## Problem to work on
Take the material below and retype it in full; pictures are left out.

## Record extracts
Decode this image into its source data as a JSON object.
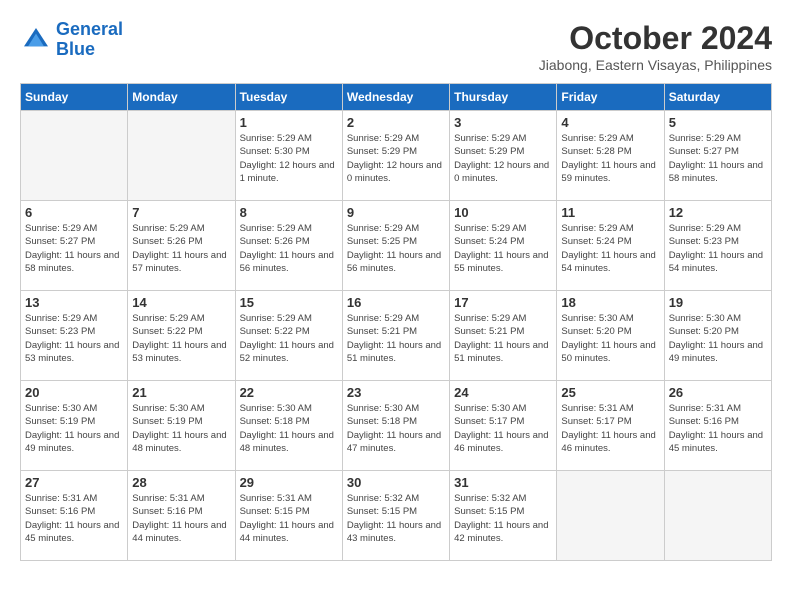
{
  "logo": {
    "line1": "General",
    "line2": "Blue"
  },
  "title": "October 2024",
  "subtitle": "Jiabong, Eastern Visayas, Philippines",
  "weekdays": [
    "Sunday",
    "Monday",
    "Tuesday",
    "Wednesday",
    "Thursday",
    "Friday",
    "Saturday"
  ],
  "weeks": [
    [
      {
        "day": "",
        "sunrise": "",
        "sunset": "",
        "daylight": ""
      },
      {
        "day": "",
        "sunrise": "",
        "sunset": "",
        "daylight": ""
      },
      {
        "day": "1",
        "sunrise": "Sunrise: 5:29 AM",
        "sunset": "Sunset: 5:30 PM",
        "daylight": "Daylight: 12 hours and 1 minute."
      },
      {
        "day": "2",
        "sunrise": "Sunrise: 5:29 AM",
        "sunset": "Sunset: 5:29 PM",
        "daylight": "Daylight: 12 hours and 0 minutes."
      },
      {
        "day": "3",
        "sunrise": "Sunrise: 5:29 AM",
        "sunset": "Sunset: 5:29 PM",
        "daylight": "Daylight: 12 hours and 0 minutes."
      },
      {
        "day": "4",
        "sunrise": "Sunrise: 5:29 AM",
        "sunset": "Sunset: 5:28 PM",
        "daylight": "Daylight: 11 hours and 59 minutes."
      },
      {
        "day": "5",
        "sunrise": "Sunrise: 5:29 AM",
        "sunset": "Sunset: 5:27 PM",
        "daylight": "Daylight: 11 hours and 58 minutes."
      }
    ],
    [
      {
        "day": "6",
        "sunrise": "Sunrise: 5:29 AM",
        "sunset": "Sunset: 5:27 PM",
        "daylight": "Daylight: 11 hours and 58 minutes."
      },
      {
        "day": "7",
        "sunrise": "Sunrise: 5:29 AM",
        "sunset": "Sunset: 5:26 PM",
        "daylight": "Daylight: 11 hours and 57 minutes."
      },
      {
        "day": "8",
        "sunrise": "Sunrise: 5:29 AM",
        "sunset": "Sunset: 5:26 PM",
        "daylight": "Daylight: 11 hours and 56 minutes."
      },
      {
        "day": "9",
        "sunrise": "Sunrise: 5:29 AM",
        "sunset": "Sunset: 5:25 PM",
        "daylight": "Daylight: 11 hours and 56 minutes."
      },
      {
        "day": "10",
        "sunrise": "Sunrise: 5:29 AM",
        "sunset": "Sunset: 5:24 PM",
        "daylight": "Daylight: 11 hours and 55 minutes."
      },
      {
        "day": "11",
        "sunrise": "Sunrise: 5:29 AM",
        "sunset": "Sunset: 5:24 PM",
        "daylight": "Daylight: 11 hours and 54 minutes."
      },
      {
        "day": "12",
        "sunrise": "Sunrise: 5:29 AM",
        "sunset": "Sunset: 5:23 PM",
        "daylight": "Daylight: 11 hours and 54 minutes."
      }
    ],
    [
      {
        "day": "13",
        "sunrise": "Sunrise: 5:29 AM",
        "sunset": "Sunset: 5:23 PM",
        "daylight": "Daylight: 11 hours and 53 minutes."
      },
      {
        "day": "14",
        "sunrise": "Sunrise: 5:29 AM",
        "sunset": "Sunset: 5:22 PM",
        "daylight": "Daylight: 11 hours and 53 minutes."
      },
      {
        "day": "15",
        "sunrise": "Sunrise: 5:29 AM",
        "sunset": "Sunset: 5:22 PM",
        "daylight": "Daylight: 11 hours and 52 minutes."
      },
      {
        "day": "16",
        "sunrise": "Sunrise: 5:29 AM",
        "sunset": "Sunset: 5:21 PM",
        "daylight": "Daylight: 11 hours and 51 minutes."
      },
      {
        "day": "17",
        "sunrise": "Sunrise: 5:29 AM",
        "sunset": "Sunset: 5:21 PM",
        "daylight": "Daylight: 11 hours and 51 minutes."
      },
      {
        "day": "18",
        "sunrise": "Sunrise: 5:30 AM",
        "sunset": "Sunset: 5:20 PM",
        "daylight": "Daylight: 11 hours and 50 minutes."
      },
      {
        "day": "19",
        "sunrise": "Sunrise: 5:30 AM",
        "sunset": "Sunset: 5:20 PM",
        "daylight": "Daylight: 11 hours and 49 minutes."
      }
    ],
    [
      {
        "day": "20",
        "sunrise": "Sunrise: 5:30 AM",
        "sunset": "Sunset: 5:19 PM",
        "daylight": "Daylight: 11 hours and 49 minutes."
      },
      {
        "day": "21",
        "sunrise": "Sunrise: 5:30 AM",
        "sunset": "Sunset: 5:19 PM",
        "daylight": "Daylight: 11 hours and 48 minutes."
      },
      {
        "day": "22",
        "sunrise": "Sunrise: 5:30 AM",
        "sunset": "Sunset: 5:18 PM",
        "daylight": "Daylight: 11 hours and 48 minutes."
      },
      {
        "day": "23",
        "sunrise": "Sunrise: 5:30 AM",
        "sunset": "Sunset: 5:18 PM",
        "daylight": "Daylight: 11 hours and 47 minutes."
      },
      {
        "day": "24",
        "sunrise": "Sunrise: 5:30 AM",
        "sunset": "Sunset: 5:17 PM",
        "daylight": "Daylight: 11 hours and 46 minutes."
      },
      {
        "day": "25",
        "sunrise": "Sunrise: 5:31 AM",
        "sunset": "Sunset: 5:17 PM",
        "daylight": "Daylight: 11 hours and 46 minutes."
      },
      {
        "day": "26",
        "sunrise": "Sunrise: 5:31 AM",
        "sunset": "Sunset: 5:16 PM",
        "daylight": "Daylight: 11 hours and 45 minutes."
      }
    ],
    [
      {
        "day": "27",
        "sunrise": "Sunrise: 5:31 AM",
        "sunset": "Sunset: 5:16 PM",
        "daylight": "Daylight: 11 hours and 45 minutes."
      },
      {
        "day": "28",
        "sunrise": "Sunrise: 5:31 AM",
        "sunset": "Sunset: 5:16 PM",
        "daylight": "Daylight: 11 hours and 44 minutes."
      },
      {
        "day": "29",
        "sunrise": "Sunrise: 5:31 AM",
        "sunset": "Sunset: 5:15 PM",
        "daylight": "Daylight: 11 hours and 44 minutes."
      },
      {
        "day": "30",
        "sunrise": "Sunrise: 5:32 AM",
        "sunset": "Sunset: 5:15 PM",
        "daylight": "Daylight: 11 hours and 43 minutes."
      },
      {
        "day": "31",
        "sunrise": "Sunrise: 5:32 AM",
        "sunset": "Sunset: 5:15 PM",
        "daylight": "Daylight: 11 hours and 42 minutes."
      },
      {
        "day": "",
        "sunrise": "",
        "sunset": "",
        "daylight": ""
      },
      {
        "day": "",
        "sunrise": "",
        "sunset": "",
        "daylight": ""
      }
    ]
  ]
}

## Response to this exercise
Decode this image into its source data as a JSON object.
{
  "logo": {
    "line1": "General",
    "line2": "Blue"
  },
  "title": "October 2024",
  "subtitle": "Jiabong, Eastern Visayas, Philippines",
  "weekdays": [
    "Sunday",
    "Monday",
    "Tuesday",
    "Wednesday",
    "Thursday",
    "Friday",
    "Saturday"
  ],
  "weeks": [
    [
      {
        "day": "",
        "sunrise": "",
        "sunset": "",
        "daylight": ""
      },
      {
        "day": "",
        "sunrise": "",
        "sunset": "",
        "daylight": ""
      },
      {
        "day": "1",
        "sunrise": "Sunrise: 5:29 AM",
        "sunset": "Sunset: 5:30 PM",
        "daylight": "Daylight: 12 hours and 1 minute."
      },
      {
        "day": "2",
        "sunrise": "Sunrise: 5:29 AM",
        "sunset": "Sunset: 5:29 PM",
        "daylight": "Daylight: 12 hours and 0 minutes."
      },
      {
        "day": "3",
        "sunrise": "Sunrise: 5:29 AM",
        "sunset": "Sunset: 5:29 PM",
        "daylight": "Daylight: 12 hours and 0 minutes."
      },
      {
        "day": "4",
        "sunrise": "Sunrise: 5:29 AM",
        "sunset": "Sunset: 5:28 PM",
        "daylight": "Daylight: 11 hours and 59 minutes."
      },
      {
        "day": "5",
        "sunrise": "Sunrise: 5:29 AM",
        "sunset": "Sunset: 5:27 PM",
        "daylight": "Daylight: 11 hours and 58 minutes."
      }
    ],
    [
      {
        "day": "6",
        "sunrise": "Sunrise: 5:29 AM",
        "sunset": "Sunset: 5:27 PM",
        "daylight": "Daylight: 11 hours and 58 minutes."
      },
      {
        "day": "7",
        "sunrise": "Sunrise: 5:29 AM",
        "sunset": "Sunset: 5:26 PM",
        "daylight": "Daylight: 11 hours and 57 minutes."
      },
      {
        "day": "8",
        "sunrise": "Sunrise: 5:29 AM",
        "sunset": "Sunset: 5:26 PM",
        "daylight": "Daylight: 11 hours and 56 minutes."
      },
      {
        "day": "9",
        "sunrise": "Sunrise: 5:29 AM",
        "sunset": "Sunset: 5:25 PM",
        "daylight": "Daylight: 11 hours and 56 minutes."
      },
      {
        "day": "10",
        "sunrise": "Sunrise: 5:29 AM",
        "sunset": "Sunset: 5:24 PM",
        "daylight": "Daylight: 11 hours and 55 minutes."
      },
      {
        "day": "11",
        "sunrise": "Sunrise: 5:29 AM",
        "sunset": "Sunset: 5:24 PM",
        "daylight": "Daylight: 11 hours and 54 minutes."
      },
      {
        "day": "12",
        "sunrise": "Sunrise: 5:29 AM",
        "sunset": "Sunset: 5:23 PM",
        "daylight": "Daylight: 11 hours and 54 minutes."
      }
    ],
    [
      {
        "day": "13",
        "sunrise": "Sunrise: 5:29 AM",
        "sunset": "Sunset: 5:23 PM",
        "daylight": "Daylight: 11 hours and 53 minutes."
      },
      {
        "day": "14",
        "sunrise": "Sunrise: 5:29 AM",
        "sunset": "Sunset: 5:22 PM",
        "daylight": "Daylight: 11 hours and 53 minutes."
      },
      {
        "day": "15",
        "sunrise": "Sunrise: 5:29 AM",
        "sunset": "Sunset: 5:22 PM",
        "daylight": "Daylight: 11 hours and 52 minutes."
      },
      {
        "day": "16",
        "sunrise": "Sunrise: 5:29 AM",
        "sunset": "Sunset: 5:21 PM",
        "daylight": "Daylight: 11 hours and 51 minutes."
      },
      {
        "day": "17",
        "sunrise": "Sunrise: 5:29 AM",
        "sunset": "Sunset: 5:21 PM",
        "daylight": "Daylight: 11 hours and 51 minutes."
      },
      {
        "day": "18",
        "sunrise": "Sunrise: 5:30 AM",
        "sunset": "Sunset: 5:20 PM",
        "daylight": "Daylight: 11 hours and 50 minutes."
      },
      {
        "day": "19",
        "sunrise": "Sunrise: 5:30 AM",
        "sunset": "Sunset: 5:20 PM",
        "daylight": "Daylight: 11 hours and 49 minutes."
      }
    ],
    [
      {
        "day": "20",
        "sunrise": "Sunrise: 5:30 AM",
        "sunset": "Sunset: 5:19 PM",
        "daylight": "Daylight: 11 hours and 49 minutes."
      },
      {
        "day": "21",
        "sunrise": "Sunrise: 5:30 AM",
        "sunset": "Sunset: 5:19 PM",
        "daylight": "Daylight: 11 hours and 48 minutes."
      },
      {
        "day": "22",
        "sunrise": "Sunrise: 5:30 AM",
        "sunset": "Sunset: 5:18 PM",
        "daylight": "Daylight: 11 hours and 48 minutes."
      },
      {
        "day": "23",
        "sunrise": "Sunrise: 5:30 AM",
        "sunset": "Sunset: 5:18 PM",
        "daylight": "Daylight: 11 hours and 47 minutes."
      },
      {
        "day": "24",
        "sunrise": "Sunrise: 5:30 AM",
        "sunset": "Sunset: 5:17 PM",
        "daylight": "Daylight: 11 hours and 46 minutes."
      },
      {
        "day": "25",
        "sunrise": "Sunrise: 5:31 AM",
        "sunset": "Sunset: 5:17 PM",
        "daylight": "Daylight: 11 hours and 46 minutes."
      },
      {
        "day": "26",
        "sunrise": "Sunrise: 5:31 AM",
        "sunset": "Sunset: 5:16 PM",
        "daylight": "Daylight: 11 hours and 45 minutes."
      }
    ],
    [
      {
        "day": "27",
        "sunrise": "Sunrise: 5:31 AM",
        "sunset": "Sunset: 5:16 PM",
        "daylight": "Daylight: 11 hours and 45 minutes."
      },
      {
        "day": "28",
        "sunrise": "Sunrise: 5:31 AM",
        "sunset": "Sunset: 5:16 PM",
        "daylight": "Daylight: 11 hours and 44 minutes."
      },
      {
        "day": "29",
        "sunrise": "Sunrise: 5:31 AM",
        "sunset": "Sunset: 5:15 PM",
        "daylight": "Daylight: 11 hours and 44 minutes."
      },
      {
        "day": "30",
        "sunrise": "Sunrise: 5:32 AM",
        "sunset": "Sunset: 5:15 PM",
        "daylight": "Daylight: 11 hours and 43 minutes."
      },
      {
        "day": "31",
        "sunrise": "Sunrise: 5:32 AM",
        "sunset": "Sunset: 5:15 PM",
        "daylight": "Daylight: 11 hours and 42 minutes."
      },
      {
        "day": "",
        "sunrise": "",
        "sunset": "",
        "daylight": ""
      },
      {
        "day": "",
        "sunrise": "",
        "sunset": "",
        "daylight": ""
      }
    ]
  ]
}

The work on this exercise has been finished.